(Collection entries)
*-*-*
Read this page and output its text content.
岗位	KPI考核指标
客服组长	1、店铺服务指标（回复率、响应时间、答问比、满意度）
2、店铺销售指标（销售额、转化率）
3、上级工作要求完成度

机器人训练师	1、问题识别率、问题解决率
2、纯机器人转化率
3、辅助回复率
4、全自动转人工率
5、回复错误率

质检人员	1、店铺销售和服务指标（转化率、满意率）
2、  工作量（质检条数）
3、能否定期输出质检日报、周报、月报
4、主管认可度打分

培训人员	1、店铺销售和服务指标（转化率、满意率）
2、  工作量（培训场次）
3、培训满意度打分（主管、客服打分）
*-*-*
Stated goal:
Copy out the whole listing exactly as written.

Written solution:
Read this page and output its text content.
岗位	KPI考核指标
客服组长	1、店铺服务指标（回复率、响应时间、答问比、满意度）
2、店铺销售指标（销售额、转化率）
3、上级工作要求完成度

机器人训练师	1、问题识别率、问题解决率
2、纯机器人转化率
3、辅助回复率
4、全自动转人工率
5、回复错误率

质检人员	1、店铺销售和服务指标（转化率、满意率）
2、  工作量（质检条数）
3、能否定期输出质检日报、周报、月报
4、主管认可度打分

培训人员	1、店铺销售和服务指标（转化率、满意率）
2、  工作量（培训场次）
3、培训满意度打分（主管、客服打分）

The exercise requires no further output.